PROBLEM DETAILS.
Below are the records; reproduce all of them exactly but without any images.

** START OF DATA EXCERPTS **

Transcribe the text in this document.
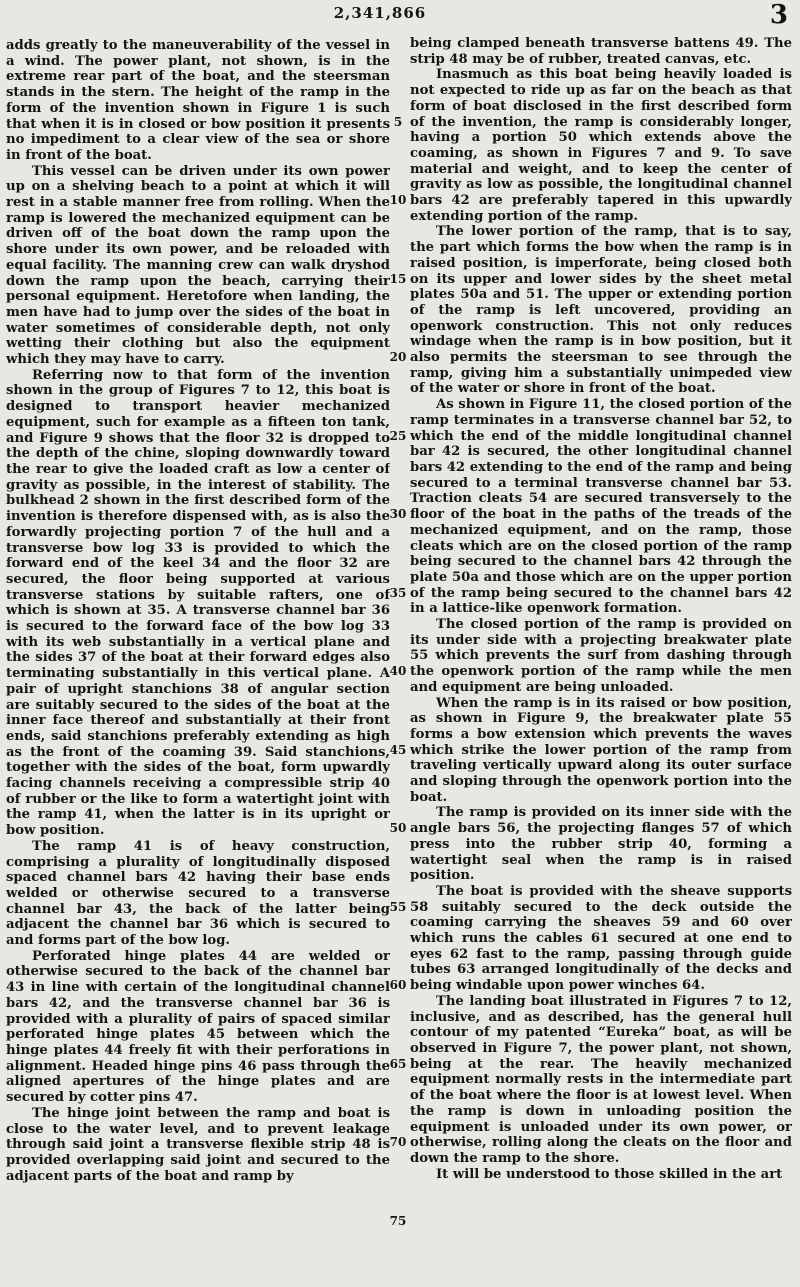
2,341,866	3

adds greatly to the maneuverability of the vessel in a wind. The power plant, not shown, is in the extreme rear part of the boat, and the steersman stands in the stern. The height of the ramp in the form of the invention shown in Figure 1 is such that when it is in closed or bow position it presents no impediment to a clear view of the sea or shore in front of the boat.

This vessel can be driven under its own power up on a shelving beach to a point at which it will rest in a stable manner free from rolling. When the ramp is lowered the mechanized equipment can be driven off of the boat down the ramp upon the shore under its own power, and be reloaded with equal facility. The manning crew can walk dryshod down the ramp upon the beach, carrying their personal equipment. Heretofore when landing, the men have had to jump over the sides of the boat in water sometimes of considerable depth, not only wetting their clothing but also the equipment which they may have to carry.

Referring now to that form of the invention shown in the group of Figures 7 to 12, this boat is designed to transport heavier mechanized equipment, such for example as a fifteen ton tank, and Figure 9 shows that the floor 32 is dropped to the depth of the chine, sloping downwardly toward the rear to give the loaded craft as low a center of gravity as possible, in the interest of stability. The bulkhead 2 shown in the first described form of the invention is therefore dispensed with, as is also the forwardly projecting portion 7 of the hull and a transverse bow log 33 is provided to which the forward end of the keel 34 and the floor 32 are secured, the floor being supported at various transverse stations by suitable rafters, one of which is shown at 35. A transverse channel bar 36 is secured to the forward face of the bow log 33 with its web substantially in a vertical plane and the sides 37 of the boat at their forward edges also terminating substantially in this vertical plane. A pair of upright stanchions 38 of angular section are suitably secured to the sides of the boat at the inner face thereof and substantially at their front ends, said stanchions preferably extending as high as the front of the coaming 39. Said stanchions, together with the sides of the boat, form upwardly facing channels receiving a compressible strip 40 of rubber or the like to form a watertight joint with the ramp 41, when the latter is in its upright or bow position.

The ramp 41 is of heavy construction, comprising a plurality of longitudinally disposed spaced channel bars 42 having their base ends welded or otherwise secured to a transverse channel bar 43, the back of the latter being adjacent the channel bar 36 which is secured to and forms part of the bow log.

Perforated hinge plates 44 are welded or otherwise secured to the back of the channel bar 43 in line with certain of the longitudinal channel bars 42, and the transverse channel bar 36 is provided with a plurality of pairs of spaced similar perforated hinge plates 45 between which the hinge plates 44 freely fit with their perforations in alignment. Headed hinge pins 46 pass through the aligned apertures of the hinge plates and are secured by cotter pins 47.

The hinge joint between the ramp and boat is close to the water level, and to prevent leakage through said joint a transverse flexible strip 48 is provided overlapping said joint and secured to the adjacent parts of the boat and ramp by

5
10
15
20
25
30
35
40
45
50
55
60
65
70
75

being clamped beneath transverse battens 49. The strip 48 may be of rubber, treated canvas, etc.

Inasmuch as this boat being heavily loaded is not expected to ride up as far on the beach as that form of boat disclosed in the first described form of the invention, the ramp is considerably longer, having a portion 50 which extends above the coaming, as shown in Figures 7 and 9. To save material and weight, and to keep the center of gravity as low as possible, the longitudinal channel bars 42 are preferably tapered in this upwardly extending portion of the ramp.

The lower portion of the ramp, that is to say, the part which forms the bow when the ramp is in raised position, is imperforate, being closed both on its upper and lower sides by the sheet metal plates 50a and 51. The upper or extending portion of the ramp is left uncovered, providing an openwork construction. This not only reduces windage when the ramp is in bow position, but it also permits the steersman to see through the ramp, giving him a substantially unimpeded view of the water or shore in front of the boat.

As shown in Figure 11, the closed portion of the ramp terminates in a transverse channel bar 52, to which the end of the middle longitudinal channel bar 42 is secured, the other longitudinal channel bars 42 extending to the end of the ramp and being secured to a terminal transverse channel bar 53. Traction cleats 54 are secured transversely to the floor of the boat in the paths of the treads of the mechanized equipment, and on the ramp, those cleats which are on the closed portion of the ramp being secured to the channel bars 42 through the plate 50a and those which are on the upper portion of the ramp being secured to the channel bars 42 in a lattice-like openwork formation.

The closed portion of the ramp is provided on its under side with a projecting breakwater plate 55 which prevents the surf from dashing through the openwork portion of the ramp while the men and equipment are being unloaded.

When the ramp is in its raised or bow position, as shown in Figure 9, the breakwater plate 55 forms a bow extension which prevents the waves which strike the lower portion of the ramp from traveling vertically upward along its outer surface and sloping through the openwork portion into the boat.

The ramp is provided on its inner side with the angle bars 56, the projecting flanges 57 of which press into the rubber strip 40, forming a watertight seal when the ramp is in raised position.

The boat is provided with the sheave supports 58 suitably secured to the deck outside the coaming carrying the sheaves 59 and 60 over which runs the cables 61 secured at one end to eyes 62 fast to the ramp, passing through guide tubes 63 arranged longitudinally of the decks and being windable upon power winches 64.

The landing boat illustrated in Figures 7 to 12, inclusive, and as described, has the general hull contour of my patented “Eureka” boat, as will be observed in Figure 7, the power plant, not shown, being at the rear. The heavily mechanized equipment normally rests in the intermediate part of the boat where the floor is at lowest level. When the ramp is down in unloading position the equipment is unloaded under its own power, or otherwise, rolling along the cleats on the floor and down the ramp to the shore.

It will be understood to those skilled in the art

** END OF DATA EXCERPTS **

EXPECTED ANSWER.
Transcribe the text in this document.
2,341,866	3

adds greatly to the maneuverability of the vessel in a wind. The power plant, not shown, is in the extreme rear part of the boat, and the steersman stands in the stern. The height of the ramp in the form of the invention shown in Figure 1 is such that when it is in closed or bow position it presents no impediment to a clear view of the sea or shore in front of the boat.

This vessel can be driven under its own power up on a shelving beach to a point at which it will rest in a stable manner free from rolling. When the ramp is lowered the mechanized equipment can be driven off of the boat down the ramp upon the shore under its own power, and be reloaded with equal facility. The manning crew can walk dryshod down the ramp upon the beach, carrying their personal equipment. Heretofore when landing, the men have had to jump over the sides of the boat in water sometimes of considerable depth, not only wetting their clothing but also the equipment which they may have to carry.

Referring now to that form of the invention shown in the group of Figures 7 to 12, this boat is designed to transport heavier mechanized equipment, such for example as a fifteen ton tank, and Figure 9 shows that the floor 32 is dropped to the depth of the chine, sloping downwardly toward the rear to give the loaded craft as low a center of gravity as possible, in the interest of stability. The bulkhead 2 shown in the first described form of the invention is therefore dispensed with, as is also the forwardly projecting portion 7 of the hull and a transverse bow log 33 is provided to which the forward end of the keel 34 and the floor 32 are secured, the floor being supported at various transverse stations by suitable rafters, one of which is shown at 35. A transverse channel bar 36 is secured to the forward face of the bow log 33 with its web substantially in a vertical plane and the sides 37 of the boat at their forward edges also terminating substantially in this vertical plane. A pair of upright stanchions 38 of angular section are suitably secured to the sides of the boat at the inner face thereof and substantially at their front ends, said stanchions preferably extending as high as the front of the coaming 39. Said stanchions, together with the sides of the boat, form upwardly facing channels receiving a compressible strip 40 of rubber or the like to form a watertight joint with the ramp 41, when the latter is in its upright or bow position.

The ramp 41 is of heavy construction, comprising a plurality of longitudinally disposed spaced channel bars 42 having their base ends welded or otherwise secured to a transverse channel bar 43, the back of the latter being adjacent the channel bar 36 which is secured to and forms part of the bow log.

Perforated hinge plates 44 are welded or otherwise secured to the back of the channel bar 43 in line with certain of the longitudinal channel bars 42, and the transverse channel bar 36 is provided with a plurality of pairs of spaced similar perforated hinge plates 45 between which the hinge plates 44 freely fit with their perforations in alignment. Headed hinge pins 46 pass through the aligned apertures of the hinge plates and are secured by cotter pins 47.

The hinge joint between the ramp and boat is close to the water level, and to prevent leakage through said joint a transverse flexible strip 48 is provided overlapping said joint and secured to the adjacent parts of the boat and ramp by

5
10
15
20
25
30
35
40
45
50
55
60
65
70
75

being clamped beneath transverse battens 49. The strip 48 may be of rubber, treated canvas, etc.

Inasmuch as this boat being heavily loaded is not expected to ride up as far on the beach as that form of boat disclosed in the first described form of the invention, the ramp is considerably longer, having a portion 50 which extends above the coaming, as shown in Figures 7 and 9. To save material and weight, and to keep the center of gravity as low as possible, the longitudinal channel bars 42 are preferably tapered in this upwardly extending portion of the ramp.

The lower portion of the ramp, that is to say, the part which forms the bow when the ramp is in raised position, is imperforate, being closed both on its upper and lower sides by the sheet metal plates 50a and 51. The upper or extending portion of the ramp is left uncovered, providing an openwork construction. This not only reduces windage when the ramp is in bow position, but it also permits the steersman to see through the ramp, giving him a substantially unimpeded view of the water or shore in front of the boat.

As shown in Figure 11, the closed portion of the ramp terminates in a transverse channel bar 52, to which the end of the middle longitudinal channel bar 42 is secured, the other longitudinal channel bars 42 extending to the end of the ramp and being secured to a terminal transverse channel bar 53. Traction cleats 54 are secured transversely to the floor of the boat in the paths of the treads of the mechanized equipment, and on the ramp, those cleats which are on the closed portion of the ramp being secured to the channel bars 42 through the plate 50a and those which are on the upper portion of the ramp being secured to the channel bars 42 in a lattice-like openwork formation.

The closed portion of the ramp is provided on its under side with a projecting breakwater plate 55 which prevents the surf from dashing through the openwork portion of the ramp while the men and equipment are being unloaded.

When the ramp is in its raised or bow position, as shown in Figure 9, the breakwater plate 55 forms a bow extension which prevents the waves which strike the lower portion of the ramp from traveling vertically upward along its outer surface and sloping through the openwork portion into the boat.

The ramp is provided on its inner side with the angle bars 56, the projecting flanges 57 of which press into the rubber strip 40, forming a watertight seal when the ramp is in raised position.

The boat is provided with the sheave supports 58 suitably secured to the deck outside the coaming carrying the sheaves 59 and 60 over which runs the cables 61 secured at one end to eyes 62 fast to the ramp, passing through guide tubes 63 arranged longitudinally of the decks and being windable upon power winches 64.

The landing boat illustrated in Figures 7 to 12, inclusive, and as described, has the general hull contour of my patented “Eureka” boat, as will be observed in Figure 7, the power plant, not shown, being at the rear. The heavily mechanized equipment normally rests in the intermediate part of the boat where the floor is at lowest level. When the ramp is down in unloading position the equipment is unloaded under its own power, or otherwise, rolling along the cleats on the floor and down the ramp to the shore.

It will be understood to those skilled in the art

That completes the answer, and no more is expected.